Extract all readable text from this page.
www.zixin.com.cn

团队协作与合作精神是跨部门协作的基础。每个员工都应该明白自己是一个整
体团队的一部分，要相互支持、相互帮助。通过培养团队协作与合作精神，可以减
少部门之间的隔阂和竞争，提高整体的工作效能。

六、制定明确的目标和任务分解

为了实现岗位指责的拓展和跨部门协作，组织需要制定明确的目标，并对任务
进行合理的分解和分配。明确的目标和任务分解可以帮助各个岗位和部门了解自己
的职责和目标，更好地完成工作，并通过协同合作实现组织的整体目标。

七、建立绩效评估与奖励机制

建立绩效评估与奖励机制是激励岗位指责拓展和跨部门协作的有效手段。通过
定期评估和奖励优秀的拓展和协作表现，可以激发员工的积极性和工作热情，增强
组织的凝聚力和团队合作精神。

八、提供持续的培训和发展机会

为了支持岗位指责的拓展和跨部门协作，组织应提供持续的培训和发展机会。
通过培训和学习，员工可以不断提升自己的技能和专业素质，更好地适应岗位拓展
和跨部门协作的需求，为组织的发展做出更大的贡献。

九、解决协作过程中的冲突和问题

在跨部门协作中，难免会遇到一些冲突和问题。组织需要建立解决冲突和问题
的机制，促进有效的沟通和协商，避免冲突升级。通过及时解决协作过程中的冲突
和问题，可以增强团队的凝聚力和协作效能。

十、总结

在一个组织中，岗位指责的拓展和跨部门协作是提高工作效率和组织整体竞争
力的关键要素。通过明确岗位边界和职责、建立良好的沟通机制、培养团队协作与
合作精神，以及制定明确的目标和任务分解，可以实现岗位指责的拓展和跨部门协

- - - - -

● **JOB**: Above are the records; retype every one exactly.

● **WRITTEN SOLUTION**:
Extract all readable text from this page.
www.zixin.com.cn

团队协作与合作精神是跨部门协作的基础。每个员工都应该明白自己是一个整
体团队的一部分，要相互支持、相互帮助。通过培养团队协作与合作精神，可以减
少部门之间的隔阂和竞争，提高整体的工作效能。

六、制定明确的目标和任务分解

为了实现岗位指责的拓展和跨部门协作，组织需要制定明确的目标，并对任务
进行合理的分解和分配。明确的目标和任务分解可以帮助各个岗位和部门了解自己
的职责和目标，更好地完成工作，并通过协同合作实现组织的整体目标。

七、建立绩效评估与奖励机制

建立绩效评估与奖励机制是激励岗位指责拓展和跨部门协作的有效手段。通过
定期评估和奖励优秀的拓展和协作表现，可以激发员工的积极性和工作热情，增强
组织的凝聚力和团队合作精神。

八、提供持续的培训和发展机会

为了支持岗位指责的拓展和跨部门协作，组织应提供持续的培训和发展机会。
通过培训和学习，员工可以不断提升自己的技能和专业素质，更好地适应岗位拓展
和跨部门协作的需求，为组织的发展做出更大的贡献。

九、解决协作过程中的冲突和问题

在跨部门协作中，难免会遇到一些冲突和问题。组织需要建立解决冲突和问题
的机制，促进有效的沟通和协商，避免冲突升级。通过及时解决协作过程中的冲突
和问题，可以增强团队的凝聚力和协作效能。

十、总结

在一个组织中，岗位指责的拓展和跨部门协作是提高工作效率和组织整体竞争
力的关键要素。通过明确岗位边界和职责、建立良好的沟通机制、培养团队协作与
合作精神，以及制定明确的目标和任务分解，可以实现岗位指责的拓展和跨部门协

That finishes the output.